■ **Document**:
-- start --
Agent skill
newsletter-to-video
Repurpose a newsletter issue into a high-level YouTube video outline. Use when asked to "create a YouTube outline from this newsletter", "turn this newsletter into a video", "repurpose for YouTube", "video outline from newsletter", or when converting any newsletter issue into video format.
Install this agent skill to your Project
npx add-skill https://github.com/kenneth-liao/ai-launchpad-marketplace/tree/main/creator-stack/skills/newsletter-to-video
SKILL.md
Newsletter to YouTube Video Outline
Repurpose a newsletter issue into a high-level YouTube video outline. The output is topic-level only — no scripts, no talking points, no actual content. Just the topics you'll cover, structured for video.
Why This Exists
Newsletter and YouTube are different mediums. Newsletters reward scanners — readers jump to what interests them. YouTube rewards retention — viewers watch linearly, and every moment competes with the back button. A straight 1:1 port of newsletter structure usually makes for a boring video. This skill restructures the content to match how people actually watch.
When to Use
Use this skill when:
- Converting a newsletter issue into a YouTube video plan
- The user asks to repurpose newsletter content for YouTube
- Planning a video based on an existing newsletter issue
- The user mentions "video outline from newsletter" or similar
Process
digraph newsletter_to_youtube {
"Read newsletter issue" [shape=doublecircle];
"Extract core topics" [shape=box];
"Identify the tension" [shape=box];
"Drop non-video sections" [shape=box];
"Reorder for retention" [shape=box];
"Generate hook via skill" [shape=box, style=bold];
"Structure the outline" [shape=box];
"Present to user" [shape=doublecircle];
"Read newsletter issue" -> "Extract core topics";
"Extract core topics" -> "Identify the tension";
"Identify the tension" -> "Drop non-video sections";
"Drop non-video sections" -> "Reorder for retention";
"Reorder for retention" -> "Generate hook via skill";
"Generate hook via skill" -> "Structure the outline";
"Structure the outline" -> "Present to user";
}
Step 1: Read the Newsletter Issue
Read the full newsletter issue. Identify:
- The core thesis (what's the one main idea?)
-- end --
■ **What you will do**:
1. Answer these questions using the skill document:
(a) What does the skill document say the output leaves out?
(b) According to the skill document, what do newsletters reward, and what does YouTube reward?
(c) In the process in the skill document, which step comes directly after "Identify the tension"?
2. Continue the skill document, starting after its last sentence and keeping the same format and style.
The lines after this point are separate material and are not part of the skill document.

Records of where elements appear
-- start --
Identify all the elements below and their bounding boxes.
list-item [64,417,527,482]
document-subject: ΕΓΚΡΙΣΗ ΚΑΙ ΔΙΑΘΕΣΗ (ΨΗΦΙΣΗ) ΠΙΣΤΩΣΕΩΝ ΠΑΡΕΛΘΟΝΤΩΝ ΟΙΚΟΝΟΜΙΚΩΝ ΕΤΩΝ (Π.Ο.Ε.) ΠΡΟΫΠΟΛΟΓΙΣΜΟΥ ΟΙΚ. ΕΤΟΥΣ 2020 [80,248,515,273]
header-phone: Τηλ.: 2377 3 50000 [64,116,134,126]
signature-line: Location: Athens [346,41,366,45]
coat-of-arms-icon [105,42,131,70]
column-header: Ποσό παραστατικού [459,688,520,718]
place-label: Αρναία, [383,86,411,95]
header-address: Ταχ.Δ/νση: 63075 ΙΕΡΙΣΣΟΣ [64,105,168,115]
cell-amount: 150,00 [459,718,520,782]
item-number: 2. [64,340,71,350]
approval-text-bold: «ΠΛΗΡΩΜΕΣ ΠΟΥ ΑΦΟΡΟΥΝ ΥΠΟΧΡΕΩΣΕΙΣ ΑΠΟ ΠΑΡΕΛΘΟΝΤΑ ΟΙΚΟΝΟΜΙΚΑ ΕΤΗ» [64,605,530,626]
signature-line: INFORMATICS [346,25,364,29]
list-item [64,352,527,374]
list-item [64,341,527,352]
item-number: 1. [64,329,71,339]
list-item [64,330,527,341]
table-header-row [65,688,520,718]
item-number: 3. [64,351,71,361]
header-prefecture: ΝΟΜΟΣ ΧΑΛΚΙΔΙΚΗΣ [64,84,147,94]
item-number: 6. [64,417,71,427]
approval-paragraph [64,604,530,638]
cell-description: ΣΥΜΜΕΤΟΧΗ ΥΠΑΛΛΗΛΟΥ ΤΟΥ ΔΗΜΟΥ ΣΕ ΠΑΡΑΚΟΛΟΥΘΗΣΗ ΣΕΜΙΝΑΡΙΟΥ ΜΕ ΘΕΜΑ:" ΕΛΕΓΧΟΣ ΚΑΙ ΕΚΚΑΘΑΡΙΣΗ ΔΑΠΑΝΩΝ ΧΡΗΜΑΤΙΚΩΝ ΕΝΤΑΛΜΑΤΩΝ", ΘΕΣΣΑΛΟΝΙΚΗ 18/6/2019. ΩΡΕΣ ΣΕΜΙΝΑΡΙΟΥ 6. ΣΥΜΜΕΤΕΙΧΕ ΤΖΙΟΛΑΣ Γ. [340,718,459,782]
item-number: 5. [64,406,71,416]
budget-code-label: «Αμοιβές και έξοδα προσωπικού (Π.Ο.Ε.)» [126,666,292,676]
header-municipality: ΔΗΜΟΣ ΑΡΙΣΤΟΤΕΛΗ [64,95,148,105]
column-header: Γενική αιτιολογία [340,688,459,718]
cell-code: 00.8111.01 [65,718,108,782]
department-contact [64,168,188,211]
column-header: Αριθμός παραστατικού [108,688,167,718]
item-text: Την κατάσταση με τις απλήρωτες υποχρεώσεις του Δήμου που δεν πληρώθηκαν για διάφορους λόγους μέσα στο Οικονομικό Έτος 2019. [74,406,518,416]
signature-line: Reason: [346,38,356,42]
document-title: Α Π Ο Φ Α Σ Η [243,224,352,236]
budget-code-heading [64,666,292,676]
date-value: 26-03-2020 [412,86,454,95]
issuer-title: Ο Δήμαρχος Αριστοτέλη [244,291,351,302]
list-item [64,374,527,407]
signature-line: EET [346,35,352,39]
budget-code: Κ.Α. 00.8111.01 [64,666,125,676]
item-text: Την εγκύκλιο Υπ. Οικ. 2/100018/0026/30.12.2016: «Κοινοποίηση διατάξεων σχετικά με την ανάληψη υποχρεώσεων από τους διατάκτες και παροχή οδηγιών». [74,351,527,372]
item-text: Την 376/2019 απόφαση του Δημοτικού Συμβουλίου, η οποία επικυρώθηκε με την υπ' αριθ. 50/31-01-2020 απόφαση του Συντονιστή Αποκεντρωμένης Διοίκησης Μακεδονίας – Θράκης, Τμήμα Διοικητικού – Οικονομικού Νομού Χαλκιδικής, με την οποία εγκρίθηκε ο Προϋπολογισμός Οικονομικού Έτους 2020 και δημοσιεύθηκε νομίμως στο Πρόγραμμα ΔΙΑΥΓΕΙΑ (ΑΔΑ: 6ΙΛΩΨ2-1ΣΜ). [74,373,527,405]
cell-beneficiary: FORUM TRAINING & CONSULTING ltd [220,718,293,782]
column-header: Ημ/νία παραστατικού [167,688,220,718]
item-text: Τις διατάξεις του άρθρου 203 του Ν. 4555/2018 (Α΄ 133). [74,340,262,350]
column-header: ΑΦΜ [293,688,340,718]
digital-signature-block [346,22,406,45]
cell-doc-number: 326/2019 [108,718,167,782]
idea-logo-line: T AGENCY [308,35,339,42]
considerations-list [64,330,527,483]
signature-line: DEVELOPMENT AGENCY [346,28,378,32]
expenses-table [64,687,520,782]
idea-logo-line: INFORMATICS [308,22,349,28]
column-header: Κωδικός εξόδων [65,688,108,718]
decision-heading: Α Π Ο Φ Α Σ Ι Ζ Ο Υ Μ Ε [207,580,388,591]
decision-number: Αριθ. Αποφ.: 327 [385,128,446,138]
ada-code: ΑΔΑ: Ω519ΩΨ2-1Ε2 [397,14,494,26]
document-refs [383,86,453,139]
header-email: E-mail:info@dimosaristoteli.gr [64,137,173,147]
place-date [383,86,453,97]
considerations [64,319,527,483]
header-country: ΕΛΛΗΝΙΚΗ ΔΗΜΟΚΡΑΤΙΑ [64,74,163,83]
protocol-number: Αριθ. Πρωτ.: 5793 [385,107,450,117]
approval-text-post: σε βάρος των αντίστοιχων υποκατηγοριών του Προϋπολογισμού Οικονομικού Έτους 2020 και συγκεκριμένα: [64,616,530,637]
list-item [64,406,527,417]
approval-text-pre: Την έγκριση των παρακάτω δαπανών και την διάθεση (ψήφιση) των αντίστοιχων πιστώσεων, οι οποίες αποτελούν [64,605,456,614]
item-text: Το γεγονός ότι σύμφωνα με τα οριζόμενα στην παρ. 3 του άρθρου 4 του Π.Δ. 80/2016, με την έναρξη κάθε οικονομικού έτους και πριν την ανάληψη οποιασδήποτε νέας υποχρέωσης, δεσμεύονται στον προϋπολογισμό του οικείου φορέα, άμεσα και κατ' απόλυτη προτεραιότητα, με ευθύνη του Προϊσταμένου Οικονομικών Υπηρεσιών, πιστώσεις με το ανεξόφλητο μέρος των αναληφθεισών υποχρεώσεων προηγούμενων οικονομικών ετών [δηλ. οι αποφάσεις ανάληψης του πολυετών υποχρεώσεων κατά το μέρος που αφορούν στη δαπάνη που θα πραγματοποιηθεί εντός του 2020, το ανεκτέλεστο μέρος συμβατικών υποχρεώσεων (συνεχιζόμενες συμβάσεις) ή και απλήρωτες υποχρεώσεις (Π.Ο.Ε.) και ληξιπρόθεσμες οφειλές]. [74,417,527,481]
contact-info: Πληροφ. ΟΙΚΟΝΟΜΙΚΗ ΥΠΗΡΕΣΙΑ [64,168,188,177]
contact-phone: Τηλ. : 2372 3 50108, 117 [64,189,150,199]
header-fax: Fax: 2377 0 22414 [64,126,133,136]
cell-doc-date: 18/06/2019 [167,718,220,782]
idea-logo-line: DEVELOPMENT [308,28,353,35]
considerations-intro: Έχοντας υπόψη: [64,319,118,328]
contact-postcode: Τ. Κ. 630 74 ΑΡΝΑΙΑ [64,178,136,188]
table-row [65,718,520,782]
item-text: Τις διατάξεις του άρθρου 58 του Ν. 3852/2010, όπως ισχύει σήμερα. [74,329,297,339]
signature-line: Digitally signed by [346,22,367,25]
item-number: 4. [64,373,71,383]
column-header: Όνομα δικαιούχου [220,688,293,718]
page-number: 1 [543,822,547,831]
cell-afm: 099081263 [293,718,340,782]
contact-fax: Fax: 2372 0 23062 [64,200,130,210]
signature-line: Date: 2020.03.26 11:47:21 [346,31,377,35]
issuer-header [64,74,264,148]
-- end --
■ **Solved tasks**:
1.
(a) The output leaves out scripts, talking points, and actual content. It is topic-level only.
(b) Newsletters reward scanners, and YouTube rewards retention.
(c) "Drop non-video sections" comes directly after it.

2.
- All distinct topics/subtopics covered
- The most surprising or counterintuitive finding
- Any limitations, trade-offs, or honest takes (these create tension)
- Personal experience and real results (these build credibility on camera)
Step 2: Adapt for Video
Drop these — they don't translate to video:
- P.S. lines and email-specific CTAs (forward, reply)
- Preview text / subtitle
- Subject line options
- "Getting started" setup sections (install steps, config JSON) — unless the video is a tutorial
- Sections that only work as scannable text (comparison tables can become talking points, but raw tables don't work on screen)
Promote these — they work better on video than in text:
- Personal stories and anecdotes (these are gold on camera)
- Surprising findings or limitations (great for hooks and retention)
- Before/after comparisons (visual, easy to demonstrate)
- Live demos or walkthroughs (newsletter screenshots become video demos)
Reorder for retention:
YouTube viewers decide to stay or leave in the first 30 seconds. The newsletter hook might work as-is, but often the most interesting finding is buried in the middle or end of the newsletter. Pull it forward.
| Newsletter pattern | Video adaptation |
|---|---|
| Hook → Context → Content → Limitation → Close | Hook with the limitation → Why it matters → How it works → Limitation deep-dive → What's next |
| Hook → Problem → Solution → How-to → Close | Hook with the result → The problem → The solution → Quick demo → What's next |
| Hook → Feature overview → Cost → Limitations → Close | Hook with the tension (cost/limitation) → What it does → How it actually works → The honest trade-offs → Verdict |
The general principle: lead with tension or surprise, deliver value in the middle, end forward-looking. Tension is what keeps viewers watching. The newsletter can afford a slow build because readers scan ahead. Video can't.
Step 3: Generate the Hook
Invoke creator-stack:hook to craft the video's opening hook.
Feed the skill this context from Steps 1–2:
- The working title (or a placeholder title describing the video topic)
- The most surprising or counterintuitive finding from the newsletter — this is almost always the best hook material
- The core tension (limitation, trade-off, honest take) identified in Step 1
- The content type (YouTube video) so the skill loads
references/youtube-hooks.md
The skill will produce a hook that:
- Extends curiosity beyond the title (doesn't just repeat it)
- Lands within 5–15 seconds
- Avoids forbidden patterns (title repetition, welcome-first, unrelated tangent)
- Passes its own 7-point verification checklist
Include the skill's hook output in the outline's Hook section. The hook should be 2–3 sentences: what the viewer sees/hears and why it creates urgency to keep watching.
Step 4: Build the Outline
Structure every outline with these sections. The Hook section comes from Step 3. The rest is topic-level only — 1-2 lines per section, not actual content.
## Hook (0:00–0:15)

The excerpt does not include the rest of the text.